● **WRITTEN REQUEST**: Can you print every record below exactly as written?

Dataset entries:
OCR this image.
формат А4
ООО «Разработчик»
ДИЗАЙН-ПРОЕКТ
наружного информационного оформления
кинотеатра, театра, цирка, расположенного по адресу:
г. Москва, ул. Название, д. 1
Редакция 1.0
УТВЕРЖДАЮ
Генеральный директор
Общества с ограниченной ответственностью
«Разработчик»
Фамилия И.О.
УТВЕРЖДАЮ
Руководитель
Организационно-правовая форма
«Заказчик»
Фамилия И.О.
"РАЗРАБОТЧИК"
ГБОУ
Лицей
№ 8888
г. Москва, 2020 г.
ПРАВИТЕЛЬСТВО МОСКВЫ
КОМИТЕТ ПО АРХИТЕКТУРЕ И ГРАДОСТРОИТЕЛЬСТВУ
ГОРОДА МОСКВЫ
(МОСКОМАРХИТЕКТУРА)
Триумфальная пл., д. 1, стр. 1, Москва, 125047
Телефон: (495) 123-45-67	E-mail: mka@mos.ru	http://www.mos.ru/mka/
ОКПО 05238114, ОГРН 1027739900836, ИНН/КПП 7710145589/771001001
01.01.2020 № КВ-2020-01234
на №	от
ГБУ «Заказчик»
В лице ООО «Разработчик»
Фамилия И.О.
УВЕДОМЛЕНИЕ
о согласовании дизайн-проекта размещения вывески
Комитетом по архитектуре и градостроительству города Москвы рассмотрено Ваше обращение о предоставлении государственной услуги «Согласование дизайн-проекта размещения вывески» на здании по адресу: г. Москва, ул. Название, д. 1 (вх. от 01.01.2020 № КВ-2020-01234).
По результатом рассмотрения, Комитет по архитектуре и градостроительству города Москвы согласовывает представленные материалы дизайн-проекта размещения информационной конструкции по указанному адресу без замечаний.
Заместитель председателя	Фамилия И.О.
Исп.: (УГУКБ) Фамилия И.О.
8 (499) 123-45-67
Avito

● **REPLY**:
OCR this image.
формат А4
ООО «Разработчик»
ДИЗАЙН-ПРОЕКТ
наружного информационного оформления
кинотеатра, театра, цирка, расположенного по адресу:
г. Москва, ул. Название, д. 1
Редакция 1.0
УТВЕРЖДАЮ
Генеральный директор
Общества с ограниченной ответственностью
«Разработчик»
Фамилия И.О.
УТВЕРЖДАЮ
Руководитель
Организационно-правовая форма
«Заказчик»
Фамилия И.О.
"РАЗРАБОТЧИК"
ГБОУ
Лицей
№ 8888
г. Москва, 2020 г.
ПРАВИТЕЛЬСТВО МОСКВЫ
КОМИТЕТ ПО АРХИТЕКТУРЕ И ГРАДОСТРОИТЕЛЬСТВУ
ГОРОДА МОСКВЫ
(МОСКОМАРХИТЕКТУРА)
Триумфальная пл., д. 1, стр. 1, Москва, 125047
Телефон: (495) 123-45-67	E-mail: mka@mos.ru	http://www.mos.ru/mka/
ОКПО 05238114, ОГРН 1027739900836, ИНН/КПП 7710145589/771001001
01.01.2020 № КВ-2020-01234
на №	от
ГБУ «Заказчик»
В лице ООО «Разработчик»
Фамилия И.О.
УВЕДОМЛЕНИЕ
о согласовании дизайн-проекта размещения вывески
Комитетом по архитектуре и градостроительству города Москвы рассмотрено Ваше обращение о предоставлении государственной услуги «Согласование дизайн-проекта размещения вывески» на здании по адресу: г. Москва, ул. Название, д. 1 (вх. от 01.01.2020 № КВ-2020-01234).
По результатом рассмотрения, Комитет по архитектуре и градостроительству города Москвы согласовывает представленные материалы дизайн-проекта размещения информационной конструкции по указанному адресу без замечаний.
Заместитель председателя	Фамилия И.О.
Исп.: (УГУКБ) Фамилия И.О.
8 (499) 123-45-67
Avito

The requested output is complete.